=== WHAT THE EXERCISE ASKS ===
Write out the entries verbatim and leave the images out of the copy.

=== INFORMATION SHOWN ===
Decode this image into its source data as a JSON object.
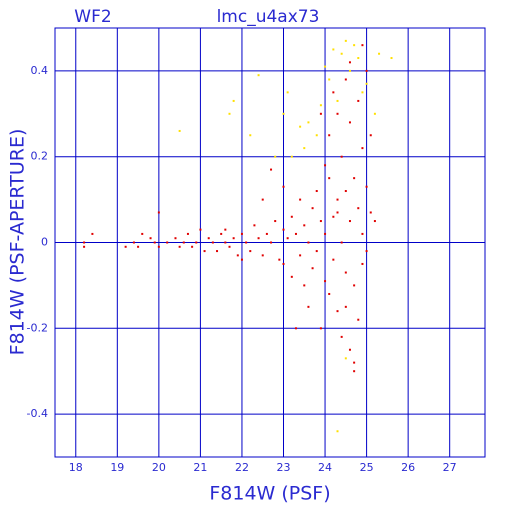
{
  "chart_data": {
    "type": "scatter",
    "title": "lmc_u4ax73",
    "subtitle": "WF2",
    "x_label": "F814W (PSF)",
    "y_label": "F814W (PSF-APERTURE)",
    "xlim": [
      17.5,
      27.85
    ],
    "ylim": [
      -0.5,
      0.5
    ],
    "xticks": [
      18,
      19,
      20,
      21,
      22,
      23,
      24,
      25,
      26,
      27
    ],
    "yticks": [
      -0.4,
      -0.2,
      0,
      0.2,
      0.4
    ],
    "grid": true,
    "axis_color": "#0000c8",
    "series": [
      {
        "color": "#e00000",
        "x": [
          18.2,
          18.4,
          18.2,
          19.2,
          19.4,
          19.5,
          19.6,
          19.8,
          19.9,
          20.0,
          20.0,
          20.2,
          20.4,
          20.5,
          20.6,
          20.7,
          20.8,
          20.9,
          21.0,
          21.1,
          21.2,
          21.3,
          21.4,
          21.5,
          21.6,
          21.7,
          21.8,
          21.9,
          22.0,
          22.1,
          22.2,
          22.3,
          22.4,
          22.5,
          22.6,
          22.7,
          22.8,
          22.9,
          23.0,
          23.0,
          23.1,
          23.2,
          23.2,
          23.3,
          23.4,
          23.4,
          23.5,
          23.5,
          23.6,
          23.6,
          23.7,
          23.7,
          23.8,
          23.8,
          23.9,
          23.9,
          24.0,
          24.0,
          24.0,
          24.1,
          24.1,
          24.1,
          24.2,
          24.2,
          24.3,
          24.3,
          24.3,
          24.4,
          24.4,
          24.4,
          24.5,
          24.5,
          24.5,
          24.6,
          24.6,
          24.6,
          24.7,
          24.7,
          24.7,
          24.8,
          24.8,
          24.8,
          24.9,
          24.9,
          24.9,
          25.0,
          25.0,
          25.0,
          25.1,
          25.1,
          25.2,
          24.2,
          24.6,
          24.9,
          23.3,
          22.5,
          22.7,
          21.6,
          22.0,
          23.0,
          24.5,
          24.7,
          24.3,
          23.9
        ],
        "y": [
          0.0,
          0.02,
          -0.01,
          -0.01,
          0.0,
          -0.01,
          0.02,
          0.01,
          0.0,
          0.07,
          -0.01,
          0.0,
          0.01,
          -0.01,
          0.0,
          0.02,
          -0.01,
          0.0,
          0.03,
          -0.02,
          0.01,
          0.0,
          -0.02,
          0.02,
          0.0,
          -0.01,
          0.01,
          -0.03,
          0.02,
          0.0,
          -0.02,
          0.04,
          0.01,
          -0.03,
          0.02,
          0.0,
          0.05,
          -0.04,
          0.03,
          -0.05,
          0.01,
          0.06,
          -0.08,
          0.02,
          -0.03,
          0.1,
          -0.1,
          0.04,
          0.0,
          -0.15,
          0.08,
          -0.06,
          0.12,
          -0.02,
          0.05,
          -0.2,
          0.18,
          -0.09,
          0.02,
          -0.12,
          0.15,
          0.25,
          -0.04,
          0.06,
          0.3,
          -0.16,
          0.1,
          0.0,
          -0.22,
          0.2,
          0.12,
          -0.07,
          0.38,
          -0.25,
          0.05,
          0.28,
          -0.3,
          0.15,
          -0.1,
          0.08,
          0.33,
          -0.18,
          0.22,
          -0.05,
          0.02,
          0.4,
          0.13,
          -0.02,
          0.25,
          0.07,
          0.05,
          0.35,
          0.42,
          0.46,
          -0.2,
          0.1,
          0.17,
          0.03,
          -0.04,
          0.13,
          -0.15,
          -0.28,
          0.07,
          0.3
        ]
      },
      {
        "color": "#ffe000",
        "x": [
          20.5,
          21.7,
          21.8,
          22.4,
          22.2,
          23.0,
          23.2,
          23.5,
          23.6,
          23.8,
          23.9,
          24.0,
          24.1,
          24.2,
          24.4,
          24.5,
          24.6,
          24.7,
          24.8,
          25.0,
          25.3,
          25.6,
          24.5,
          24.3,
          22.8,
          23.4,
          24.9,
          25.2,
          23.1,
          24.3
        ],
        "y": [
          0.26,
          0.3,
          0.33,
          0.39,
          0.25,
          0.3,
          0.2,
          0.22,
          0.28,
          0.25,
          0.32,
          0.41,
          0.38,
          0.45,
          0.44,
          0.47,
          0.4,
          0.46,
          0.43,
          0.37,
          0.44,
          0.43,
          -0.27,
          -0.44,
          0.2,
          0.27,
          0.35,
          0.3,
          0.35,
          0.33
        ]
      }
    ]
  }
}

=== ANSWER FOR THIS EXERCISE ===
Decode this image into its source data as a JSON object.
{
  "chart_data": {
    "type": "scatter",
    "title": "lmc_u4ax73",
    "subtitle": "WF2",
    "x_label": "F814W (PSF)",
    "y_label": "F814W (PSF-APERTURE)",
    "xlim": [
      17.5,
      27.85
    ],
    "ylim": [
      -0.5,
      0.5
    ],
    "xticks": [
      18,
      19,
      20,
      21,
      22,
      23,
      24,
      25,
      26,
      27
    ],
    "yticks": [
      -0.4,
      -0.2,
      0,
      0.2,
      0.4
    ],
    "grid": true,
    "axis_color": "#0000c8",
    "series": [
      {
        "color": "#e00000",
        "x": [
          18.2,
          18.4,
          18.2,
          19.2,
          19.4,
          19.5,
          19.6,
          19.8,
          19.9,
          20.0,
          20.0,
          20.2,
          20.4,
          20.5,
          20.6,
          20.7,
          20.8,
          20.9,
          21.0,
          21.1,
          21.2,
          21.3,
          21.4,
          21.5,
          21.6,
          21.7,
          21.8,
          21.9,
          22.0,
          22.1,
          22.2,
          22.3,
          22.4,
          22.5,
          22.6,
          22.7,
          22.8,
          22.9,
          23.0,
          23.0,
          23.1,
          23.2,
          23.2,
          23.3,
          23.4,
          23.4,
          23.5,
          23.5,
          23.6,
          23.6,
          23.7,
          23.7,
          23.8,
          23.8,
          23.9,
          23.9,
          24.0,
          24.0,
          24.0,
          24.1,
          24.1,
          24.1,
          24.2,
          24.2,
          24.3,
          24.3,
          24.3,
          24.4,
          24.4,
          24.4,
          24.5,
          24.5,
          24.5,
          24.6,
          24.6,
          24.6,
          24.7,
          24.7,
          24.7,
          24.8,
          24.8,
          24.8,
          24.9,
          24.9,
          24.9,
          25.0,
          25.0,
          25.0,
          25.1,
          25.1,
          25.2,
          24.2,
          24.6,
          24.9,
          23.3,
          22.5,
          22.7,
          21.6,
          22.0,
          23.0,
          24.5,
          24.7,
          24.3,
          23.9
        ],
        "y": [
          0.0,
          0.02,
          -0.01,
          -0.01,
          0.0,
          -0.01,
          0.02,
          0.01,
          0.0,
          0.07,
          -0.01,
          0.0,
          0.01,
          -0.01,
          0.0,
          0.02,
          -0.01,
          0.0,
          0.03,
          -0.02,
          0.01,
          0.0,
          -0.02,
          0.02,
          0.0,
          -0.01,
          0.01,
          -0.03,
          0.02,
          0.0,
          -0.02,
          0.04,
          0.01,
          -0.03,
          0.02,
          0.0,
          0.05,
          -0.04,
          0.03,
          -0.05,
          0.01,
          0.06,
          -0.08,
          0.02,
          -0.03,
          0.1,
          -0.1,
          0.04,
          0.0,
          -0.15,
          0.08,
          -0.06,
          0.12,
          -0.02,
          0.05,
          -0.2,
          0.18,
          -0.09,
          0.02,
          -0.12,
          0.15,
          0.25,
          -0.04,
          0.06,
          0.3,
          -0.16,
          0.1,
          0.0,
          -0.22,
          0.2,
          0.12,
          -0.07,
          0.38,
          -0.25,
          0.05,
          0.28,
          -0.3,
          0.15,
          -0.1,
          0.08,
          0.33,
          -0.18,
          0.22,
          -0.05,
          0.02,
          0.4,
          0.13,
          -0.02,
          0.25,
          0.07,
          0.05,
          0.35,
          0.42,
          0.46,
          -0.2,
          0.1,
          0.17,
          0.03,
          -0.04,
          0.13,
          -0.15,
          -0.28,
          0.07,
          0.3
        ]
      },
      {
        "color": "#ffe000",
        "x": [
          20.5,
          21.7,
          21.8,
          22.4,
          22.2,
          23.0,
          23.2,
          23.5,
          23.6,
          23.8,
          23.9,
          24.0,
          24.1,
          24.2,
          24.4,
          24.5,
          24.6,
          24.7,
          24.8,
          25.0,
          25.3,
          25.6,
          24.5,
          24.3,
          22.8,
          23.4,
          24.9,
          25.2,
          23.1,
          24.3
        ],
        "y": [
          0.26,
          0.3,
          0.33,
          0.39,
          0.25,
          0.3,
          0.2,
          0.22,
          0.28,
          0.25,
          0.32,
          0.41,
          0.38,
          0.45,
          0.44,
          0.47,
          0.4,
          0.46,
          0.43,
          0.37,
          0.44,
          0.43,
          -0.27,
          -0.44,
          0.2,
          0.27,
          0.35,
          0.3,
          0.35,
          0.33
        ]
      }
    ]
  }
}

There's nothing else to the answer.